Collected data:
=====

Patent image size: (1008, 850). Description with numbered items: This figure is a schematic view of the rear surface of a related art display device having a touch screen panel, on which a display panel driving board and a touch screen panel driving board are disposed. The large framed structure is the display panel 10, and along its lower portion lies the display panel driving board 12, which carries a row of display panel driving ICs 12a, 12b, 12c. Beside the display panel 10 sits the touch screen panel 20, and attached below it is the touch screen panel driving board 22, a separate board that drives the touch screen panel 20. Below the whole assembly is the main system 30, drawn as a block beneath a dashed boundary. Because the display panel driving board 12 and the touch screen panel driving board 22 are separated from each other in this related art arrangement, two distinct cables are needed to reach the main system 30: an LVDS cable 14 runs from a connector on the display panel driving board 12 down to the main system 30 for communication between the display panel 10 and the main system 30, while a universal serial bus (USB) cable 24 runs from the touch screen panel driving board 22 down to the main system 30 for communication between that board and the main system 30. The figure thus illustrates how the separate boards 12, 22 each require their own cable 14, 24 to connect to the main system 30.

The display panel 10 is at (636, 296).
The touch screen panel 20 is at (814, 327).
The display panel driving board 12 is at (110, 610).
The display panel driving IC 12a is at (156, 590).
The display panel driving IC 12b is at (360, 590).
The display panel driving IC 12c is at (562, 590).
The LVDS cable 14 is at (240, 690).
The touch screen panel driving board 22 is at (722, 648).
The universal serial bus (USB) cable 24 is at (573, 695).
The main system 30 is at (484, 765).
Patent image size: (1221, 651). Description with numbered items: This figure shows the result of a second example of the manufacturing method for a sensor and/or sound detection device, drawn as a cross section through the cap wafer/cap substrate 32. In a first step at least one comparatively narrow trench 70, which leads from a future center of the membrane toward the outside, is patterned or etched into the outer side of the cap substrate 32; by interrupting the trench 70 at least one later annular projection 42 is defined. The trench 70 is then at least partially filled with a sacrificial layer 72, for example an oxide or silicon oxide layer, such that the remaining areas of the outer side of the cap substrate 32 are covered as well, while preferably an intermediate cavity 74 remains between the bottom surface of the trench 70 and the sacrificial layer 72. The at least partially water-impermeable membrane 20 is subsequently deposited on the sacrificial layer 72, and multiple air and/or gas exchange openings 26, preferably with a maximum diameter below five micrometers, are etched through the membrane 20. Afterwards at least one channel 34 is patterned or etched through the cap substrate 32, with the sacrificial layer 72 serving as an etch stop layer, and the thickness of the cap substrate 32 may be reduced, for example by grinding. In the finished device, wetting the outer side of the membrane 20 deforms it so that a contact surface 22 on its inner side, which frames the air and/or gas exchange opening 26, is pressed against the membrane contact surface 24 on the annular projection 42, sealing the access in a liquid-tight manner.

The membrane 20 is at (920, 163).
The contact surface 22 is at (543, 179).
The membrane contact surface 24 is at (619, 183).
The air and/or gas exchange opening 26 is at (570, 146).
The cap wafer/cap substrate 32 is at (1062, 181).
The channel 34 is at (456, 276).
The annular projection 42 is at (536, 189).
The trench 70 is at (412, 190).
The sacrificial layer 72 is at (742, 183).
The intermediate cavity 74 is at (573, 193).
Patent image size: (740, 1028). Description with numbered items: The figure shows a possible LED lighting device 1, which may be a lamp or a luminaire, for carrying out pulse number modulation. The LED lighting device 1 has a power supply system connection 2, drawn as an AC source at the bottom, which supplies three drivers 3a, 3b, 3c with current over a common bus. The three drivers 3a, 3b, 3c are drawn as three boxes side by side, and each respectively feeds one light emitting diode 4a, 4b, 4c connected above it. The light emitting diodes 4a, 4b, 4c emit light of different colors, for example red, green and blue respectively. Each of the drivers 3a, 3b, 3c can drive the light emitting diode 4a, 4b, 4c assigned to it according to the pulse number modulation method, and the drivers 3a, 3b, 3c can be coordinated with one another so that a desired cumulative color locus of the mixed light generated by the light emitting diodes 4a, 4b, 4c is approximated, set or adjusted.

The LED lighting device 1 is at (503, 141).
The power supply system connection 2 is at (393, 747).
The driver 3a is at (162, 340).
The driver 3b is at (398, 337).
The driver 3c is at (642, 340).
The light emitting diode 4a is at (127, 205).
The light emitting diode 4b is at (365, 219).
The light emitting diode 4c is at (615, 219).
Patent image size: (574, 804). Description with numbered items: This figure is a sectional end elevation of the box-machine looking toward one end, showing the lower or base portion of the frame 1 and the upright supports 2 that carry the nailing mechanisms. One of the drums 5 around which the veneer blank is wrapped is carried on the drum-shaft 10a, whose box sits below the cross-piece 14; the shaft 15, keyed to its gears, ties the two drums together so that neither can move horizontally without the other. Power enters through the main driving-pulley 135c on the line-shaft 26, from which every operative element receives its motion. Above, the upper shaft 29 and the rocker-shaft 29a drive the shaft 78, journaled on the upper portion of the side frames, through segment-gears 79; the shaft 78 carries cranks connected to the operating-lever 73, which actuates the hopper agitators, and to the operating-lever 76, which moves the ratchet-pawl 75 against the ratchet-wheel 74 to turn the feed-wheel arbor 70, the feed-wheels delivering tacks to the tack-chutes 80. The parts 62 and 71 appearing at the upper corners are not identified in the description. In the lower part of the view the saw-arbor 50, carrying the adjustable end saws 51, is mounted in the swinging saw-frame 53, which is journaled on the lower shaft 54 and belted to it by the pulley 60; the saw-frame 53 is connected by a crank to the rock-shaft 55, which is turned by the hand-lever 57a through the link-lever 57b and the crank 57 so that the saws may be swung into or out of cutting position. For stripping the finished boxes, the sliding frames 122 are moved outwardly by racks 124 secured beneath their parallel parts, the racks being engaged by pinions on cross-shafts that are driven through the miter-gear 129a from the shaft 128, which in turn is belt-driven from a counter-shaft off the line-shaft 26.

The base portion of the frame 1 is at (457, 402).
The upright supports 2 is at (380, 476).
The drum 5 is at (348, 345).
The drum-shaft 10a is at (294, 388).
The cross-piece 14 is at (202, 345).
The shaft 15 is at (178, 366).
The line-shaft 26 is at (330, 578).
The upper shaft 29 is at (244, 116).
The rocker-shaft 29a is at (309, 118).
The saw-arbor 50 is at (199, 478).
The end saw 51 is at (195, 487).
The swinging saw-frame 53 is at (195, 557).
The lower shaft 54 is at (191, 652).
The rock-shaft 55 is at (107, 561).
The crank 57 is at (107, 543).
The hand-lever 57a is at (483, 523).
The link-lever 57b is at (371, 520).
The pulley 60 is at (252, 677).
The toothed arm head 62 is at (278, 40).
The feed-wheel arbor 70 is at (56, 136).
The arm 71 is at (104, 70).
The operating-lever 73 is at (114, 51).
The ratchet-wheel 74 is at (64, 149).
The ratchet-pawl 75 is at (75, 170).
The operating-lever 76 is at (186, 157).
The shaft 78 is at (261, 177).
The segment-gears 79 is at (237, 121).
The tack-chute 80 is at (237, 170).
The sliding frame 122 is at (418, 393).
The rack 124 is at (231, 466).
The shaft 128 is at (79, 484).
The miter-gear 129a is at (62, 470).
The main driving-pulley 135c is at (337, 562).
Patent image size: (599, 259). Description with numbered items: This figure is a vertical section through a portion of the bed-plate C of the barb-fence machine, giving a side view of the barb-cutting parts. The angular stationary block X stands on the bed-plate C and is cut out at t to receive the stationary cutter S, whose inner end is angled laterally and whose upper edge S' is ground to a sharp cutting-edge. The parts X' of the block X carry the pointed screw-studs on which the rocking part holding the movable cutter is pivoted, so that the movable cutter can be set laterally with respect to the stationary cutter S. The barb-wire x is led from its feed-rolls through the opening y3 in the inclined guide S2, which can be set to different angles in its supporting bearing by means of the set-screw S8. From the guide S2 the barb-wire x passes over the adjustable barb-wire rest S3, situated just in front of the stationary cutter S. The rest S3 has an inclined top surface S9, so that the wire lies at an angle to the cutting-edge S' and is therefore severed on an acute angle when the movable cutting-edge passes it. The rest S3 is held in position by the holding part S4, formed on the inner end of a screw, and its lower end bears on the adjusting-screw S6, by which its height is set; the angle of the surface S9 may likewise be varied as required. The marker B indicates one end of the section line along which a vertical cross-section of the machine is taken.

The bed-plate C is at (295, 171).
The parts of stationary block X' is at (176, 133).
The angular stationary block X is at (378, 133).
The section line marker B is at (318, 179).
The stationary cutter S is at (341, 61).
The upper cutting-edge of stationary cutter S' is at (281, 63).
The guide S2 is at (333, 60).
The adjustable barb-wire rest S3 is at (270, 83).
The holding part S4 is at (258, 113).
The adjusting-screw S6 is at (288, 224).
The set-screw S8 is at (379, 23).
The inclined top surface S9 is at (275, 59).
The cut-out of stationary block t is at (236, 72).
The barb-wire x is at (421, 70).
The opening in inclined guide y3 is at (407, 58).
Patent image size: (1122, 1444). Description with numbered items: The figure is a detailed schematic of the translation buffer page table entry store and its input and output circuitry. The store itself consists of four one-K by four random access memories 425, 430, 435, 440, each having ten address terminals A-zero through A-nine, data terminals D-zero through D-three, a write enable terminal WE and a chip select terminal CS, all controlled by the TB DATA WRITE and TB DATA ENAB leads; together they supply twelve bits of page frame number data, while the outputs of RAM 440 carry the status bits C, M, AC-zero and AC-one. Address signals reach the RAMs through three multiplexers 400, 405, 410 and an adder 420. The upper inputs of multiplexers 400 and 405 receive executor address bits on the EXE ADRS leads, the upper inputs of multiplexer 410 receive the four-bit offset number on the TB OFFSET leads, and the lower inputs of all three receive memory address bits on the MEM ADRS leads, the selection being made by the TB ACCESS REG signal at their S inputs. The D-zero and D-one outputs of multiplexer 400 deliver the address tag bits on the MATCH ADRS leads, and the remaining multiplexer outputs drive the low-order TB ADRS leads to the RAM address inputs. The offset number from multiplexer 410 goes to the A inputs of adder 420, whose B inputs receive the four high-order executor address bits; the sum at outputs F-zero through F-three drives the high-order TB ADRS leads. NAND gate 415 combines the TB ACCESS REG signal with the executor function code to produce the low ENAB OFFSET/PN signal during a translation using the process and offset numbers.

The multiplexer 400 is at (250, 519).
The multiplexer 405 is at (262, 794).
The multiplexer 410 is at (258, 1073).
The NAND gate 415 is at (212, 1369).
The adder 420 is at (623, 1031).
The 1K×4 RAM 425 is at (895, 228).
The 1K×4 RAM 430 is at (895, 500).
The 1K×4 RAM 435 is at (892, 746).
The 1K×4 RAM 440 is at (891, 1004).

=====

*Exercise objective*
Duplicate everything in the rows above, from the line containing "Patent image size: (740, 1028)." down to the line containing "The light emitting diode 4c is at (615, 219).", with both of those lines included.

*Answer to the task*
Patent image size: (740, 1028). Description with numbered items: The figure shows a possible LED lighting device 1, which may be a lamp or a luminaire, for carrying out pulse number modulation. The LED lighting device 1 has a power supply system connection 2, drawn as an AC source at the bottom, which supplies three drivers 3a, 3b, 3c with current over a common bus. The three drivers 3a, 3b, 3c are drawn as three boxes side by side, and each respectively feeds one light emitting diode 4a, 4b, 4c connected above it. The light emitting diodes 4a, 4b, 4c emit light of different colors, for example red, green and blue respectively. Each of the drivers 3a, 3b, 3c can drive the light emitting diode 4a, 4b, 4c assigned to it according to the pulse number modulation method, and the drivers 3a, 3b, 3c can be coordinated with one another so that a desired cumulative color locus of the mixed light generated by the light emitting diodes 4a, 4b, 4c is approximated, set or adjusted.

The LED lighting device 1 is at (503, 141).
The power supply system connection 2 is at (393, 747).
The driver 3a is at (162, 340).
The driver 3b is at (398, 337).
The driver 3c is at (642, 340).
The light emitting diode 4a is at (127, 205).
The light emitting diode 4b is at (365, 219).
The light emitting diode 4c is at (615, 219).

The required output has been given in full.